** begin Data supplied **
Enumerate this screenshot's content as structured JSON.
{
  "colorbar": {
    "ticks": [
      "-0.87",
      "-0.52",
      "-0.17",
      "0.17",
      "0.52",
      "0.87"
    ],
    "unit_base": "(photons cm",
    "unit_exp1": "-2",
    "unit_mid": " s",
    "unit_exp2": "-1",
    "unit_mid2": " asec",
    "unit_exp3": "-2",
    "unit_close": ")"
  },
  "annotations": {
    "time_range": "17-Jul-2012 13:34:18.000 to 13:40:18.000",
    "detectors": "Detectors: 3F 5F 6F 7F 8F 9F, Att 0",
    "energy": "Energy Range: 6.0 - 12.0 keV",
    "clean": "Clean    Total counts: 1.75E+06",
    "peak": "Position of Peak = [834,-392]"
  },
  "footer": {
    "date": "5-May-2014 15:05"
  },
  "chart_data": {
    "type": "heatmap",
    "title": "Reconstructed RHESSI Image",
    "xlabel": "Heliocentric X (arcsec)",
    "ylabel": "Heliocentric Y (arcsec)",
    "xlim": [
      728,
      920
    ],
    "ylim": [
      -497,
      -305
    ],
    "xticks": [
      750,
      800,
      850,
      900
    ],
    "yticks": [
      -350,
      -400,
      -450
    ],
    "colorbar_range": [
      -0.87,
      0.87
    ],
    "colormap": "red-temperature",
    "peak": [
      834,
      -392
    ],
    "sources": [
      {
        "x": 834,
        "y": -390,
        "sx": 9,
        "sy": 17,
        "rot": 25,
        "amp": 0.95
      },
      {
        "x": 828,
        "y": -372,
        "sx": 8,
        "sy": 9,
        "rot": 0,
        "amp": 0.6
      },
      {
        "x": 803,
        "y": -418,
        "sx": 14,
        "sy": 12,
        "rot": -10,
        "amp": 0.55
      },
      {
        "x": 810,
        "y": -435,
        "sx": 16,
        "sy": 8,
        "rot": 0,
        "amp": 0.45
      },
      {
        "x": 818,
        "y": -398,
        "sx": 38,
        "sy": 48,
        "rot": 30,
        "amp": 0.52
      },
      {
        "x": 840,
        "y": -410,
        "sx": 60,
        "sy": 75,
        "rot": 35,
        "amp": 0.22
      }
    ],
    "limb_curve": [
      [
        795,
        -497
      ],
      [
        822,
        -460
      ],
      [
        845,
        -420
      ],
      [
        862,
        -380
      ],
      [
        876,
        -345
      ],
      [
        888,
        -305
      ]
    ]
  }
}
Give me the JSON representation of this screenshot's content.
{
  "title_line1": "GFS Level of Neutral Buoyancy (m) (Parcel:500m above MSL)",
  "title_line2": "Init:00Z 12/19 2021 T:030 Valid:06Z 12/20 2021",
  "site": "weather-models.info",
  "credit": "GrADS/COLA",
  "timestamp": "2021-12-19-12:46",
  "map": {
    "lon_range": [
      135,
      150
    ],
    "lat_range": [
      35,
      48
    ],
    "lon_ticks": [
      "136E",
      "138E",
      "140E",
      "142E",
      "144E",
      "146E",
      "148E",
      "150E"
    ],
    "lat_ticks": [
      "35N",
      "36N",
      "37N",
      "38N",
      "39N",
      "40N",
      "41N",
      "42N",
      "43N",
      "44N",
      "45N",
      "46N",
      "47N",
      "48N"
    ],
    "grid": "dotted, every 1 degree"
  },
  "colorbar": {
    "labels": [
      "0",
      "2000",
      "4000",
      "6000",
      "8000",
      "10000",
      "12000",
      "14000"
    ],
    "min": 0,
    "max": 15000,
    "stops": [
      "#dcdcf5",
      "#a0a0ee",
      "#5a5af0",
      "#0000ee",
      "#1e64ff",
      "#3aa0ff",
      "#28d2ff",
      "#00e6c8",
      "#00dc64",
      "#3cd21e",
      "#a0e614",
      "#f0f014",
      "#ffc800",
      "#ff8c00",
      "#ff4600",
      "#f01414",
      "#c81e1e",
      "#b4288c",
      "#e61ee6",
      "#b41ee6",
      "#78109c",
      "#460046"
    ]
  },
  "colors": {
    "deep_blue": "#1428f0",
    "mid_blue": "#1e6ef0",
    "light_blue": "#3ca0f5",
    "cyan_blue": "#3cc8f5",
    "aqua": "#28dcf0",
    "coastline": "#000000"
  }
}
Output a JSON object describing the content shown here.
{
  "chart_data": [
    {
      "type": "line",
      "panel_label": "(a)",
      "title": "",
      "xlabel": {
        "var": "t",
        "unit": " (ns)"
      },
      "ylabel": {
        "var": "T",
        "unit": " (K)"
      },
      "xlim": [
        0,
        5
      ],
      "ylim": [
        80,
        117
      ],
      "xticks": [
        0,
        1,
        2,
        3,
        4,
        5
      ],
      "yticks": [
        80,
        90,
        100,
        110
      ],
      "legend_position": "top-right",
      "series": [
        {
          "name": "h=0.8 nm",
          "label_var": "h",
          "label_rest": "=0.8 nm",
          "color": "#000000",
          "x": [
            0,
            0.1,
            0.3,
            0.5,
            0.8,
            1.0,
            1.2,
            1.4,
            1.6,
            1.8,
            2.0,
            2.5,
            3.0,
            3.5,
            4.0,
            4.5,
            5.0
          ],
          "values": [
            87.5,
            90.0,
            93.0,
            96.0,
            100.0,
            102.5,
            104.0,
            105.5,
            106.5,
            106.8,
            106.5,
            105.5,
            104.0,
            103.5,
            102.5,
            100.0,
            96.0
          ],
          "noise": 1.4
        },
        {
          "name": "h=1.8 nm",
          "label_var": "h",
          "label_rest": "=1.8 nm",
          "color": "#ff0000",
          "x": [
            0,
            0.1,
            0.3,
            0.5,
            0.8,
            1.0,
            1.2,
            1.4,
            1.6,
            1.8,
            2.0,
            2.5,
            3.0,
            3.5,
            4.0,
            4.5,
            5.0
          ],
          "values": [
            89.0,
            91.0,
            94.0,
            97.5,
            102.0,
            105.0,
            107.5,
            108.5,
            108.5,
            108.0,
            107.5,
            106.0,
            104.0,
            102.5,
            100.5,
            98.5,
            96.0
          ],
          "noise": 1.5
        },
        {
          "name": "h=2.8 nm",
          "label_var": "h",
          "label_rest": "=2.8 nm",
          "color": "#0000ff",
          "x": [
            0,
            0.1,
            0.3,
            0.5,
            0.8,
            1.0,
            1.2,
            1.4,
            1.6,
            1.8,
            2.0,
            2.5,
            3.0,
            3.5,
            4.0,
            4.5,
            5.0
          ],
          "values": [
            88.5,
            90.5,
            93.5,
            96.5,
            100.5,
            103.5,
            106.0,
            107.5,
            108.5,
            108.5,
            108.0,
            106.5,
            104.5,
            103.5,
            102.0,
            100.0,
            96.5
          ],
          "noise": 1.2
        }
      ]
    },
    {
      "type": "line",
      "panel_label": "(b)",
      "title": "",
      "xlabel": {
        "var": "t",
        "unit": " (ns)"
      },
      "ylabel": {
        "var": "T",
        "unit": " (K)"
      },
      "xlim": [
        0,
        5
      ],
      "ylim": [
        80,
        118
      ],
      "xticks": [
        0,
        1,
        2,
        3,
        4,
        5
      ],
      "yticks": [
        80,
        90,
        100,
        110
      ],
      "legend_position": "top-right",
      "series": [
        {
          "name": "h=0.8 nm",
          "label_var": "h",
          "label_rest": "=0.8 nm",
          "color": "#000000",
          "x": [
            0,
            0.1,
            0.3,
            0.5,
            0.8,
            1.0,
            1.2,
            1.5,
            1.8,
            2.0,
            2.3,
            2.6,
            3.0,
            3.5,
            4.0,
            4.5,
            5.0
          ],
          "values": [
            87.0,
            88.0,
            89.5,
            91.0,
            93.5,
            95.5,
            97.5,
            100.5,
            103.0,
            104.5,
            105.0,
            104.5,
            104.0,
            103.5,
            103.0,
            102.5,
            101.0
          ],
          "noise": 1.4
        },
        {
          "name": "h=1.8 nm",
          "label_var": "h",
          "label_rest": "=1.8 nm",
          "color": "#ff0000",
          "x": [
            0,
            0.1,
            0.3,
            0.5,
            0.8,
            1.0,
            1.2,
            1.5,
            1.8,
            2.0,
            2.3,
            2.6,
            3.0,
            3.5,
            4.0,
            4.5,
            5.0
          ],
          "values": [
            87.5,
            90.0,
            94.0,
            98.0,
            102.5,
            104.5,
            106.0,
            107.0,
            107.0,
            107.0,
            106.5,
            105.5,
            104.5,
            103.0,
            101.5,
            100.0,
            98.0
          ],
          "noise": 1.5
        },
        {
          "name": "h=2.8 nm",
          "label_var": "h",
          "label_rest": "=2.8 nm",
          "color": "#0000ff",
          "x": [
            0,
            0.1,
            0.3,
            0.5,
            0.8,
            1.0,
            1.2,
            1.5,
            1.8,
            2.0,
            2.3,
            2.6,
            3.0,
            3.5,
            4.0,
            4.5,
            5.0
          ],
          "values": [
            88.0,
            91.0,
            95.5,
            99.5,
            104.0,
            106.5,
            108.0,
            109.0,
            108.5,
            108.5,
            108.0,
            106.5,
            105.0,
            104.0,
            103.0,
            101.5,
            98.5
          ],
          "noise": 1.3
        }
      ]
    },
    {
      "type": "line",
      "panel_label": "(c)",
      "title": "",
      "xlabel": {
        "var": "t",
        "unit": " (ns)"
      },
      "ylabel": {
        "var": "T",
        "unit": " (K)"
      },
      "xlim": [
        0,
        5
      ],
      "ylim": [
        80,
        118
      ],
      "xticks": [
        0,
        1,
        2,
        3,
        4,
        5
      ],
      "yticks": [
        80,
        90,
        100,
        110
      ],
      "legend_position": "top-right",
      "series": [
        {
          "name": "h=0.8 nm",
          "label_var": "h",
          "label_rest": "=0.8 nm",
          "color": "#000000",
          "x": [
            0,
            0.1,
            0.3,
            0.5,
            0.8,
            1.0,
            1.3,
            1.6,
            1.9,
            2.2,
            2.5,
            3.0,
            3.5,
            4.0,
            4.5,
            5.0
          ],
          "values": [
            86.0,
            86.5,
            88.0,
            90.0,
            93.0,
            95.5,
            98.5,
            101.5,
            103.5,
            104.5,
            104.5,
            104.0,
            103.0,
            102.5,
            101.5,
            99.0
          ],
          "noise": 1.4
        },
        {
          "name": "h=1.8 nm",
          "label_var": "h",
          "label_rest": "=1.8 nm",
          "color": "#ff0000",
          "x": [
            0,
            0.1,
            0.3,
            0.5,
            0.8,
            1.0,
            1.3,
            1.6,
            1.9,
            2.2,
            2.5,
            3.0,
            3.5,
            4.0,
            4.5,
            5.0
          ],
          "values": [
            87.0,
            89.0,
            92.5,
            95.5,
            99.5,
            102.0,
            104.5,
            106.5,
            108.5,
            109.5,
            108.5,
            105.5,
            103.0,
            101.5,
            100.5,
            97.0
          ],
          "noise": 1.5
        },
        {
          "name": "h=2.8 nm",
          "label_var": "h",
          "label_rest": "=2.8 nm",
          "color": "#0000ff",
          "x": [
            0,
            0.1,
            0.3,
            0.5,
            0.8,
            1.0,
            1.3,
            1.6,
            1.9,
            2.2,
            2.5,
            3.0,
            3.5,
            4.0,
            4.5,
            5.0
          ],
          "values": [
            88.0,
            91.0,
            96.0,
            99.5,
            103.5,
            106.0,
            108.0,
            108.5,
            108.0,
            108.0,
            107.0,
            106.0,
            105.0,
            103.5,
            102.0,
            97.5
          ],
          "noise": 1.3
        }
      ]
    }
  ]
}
** end Data supplied **
Return each line in the records that holds the string "screenshot".

_Exercise response:_
Enumerate this screenshot's content as structured JSON.
Give me the JSON representation of this screenshot's content.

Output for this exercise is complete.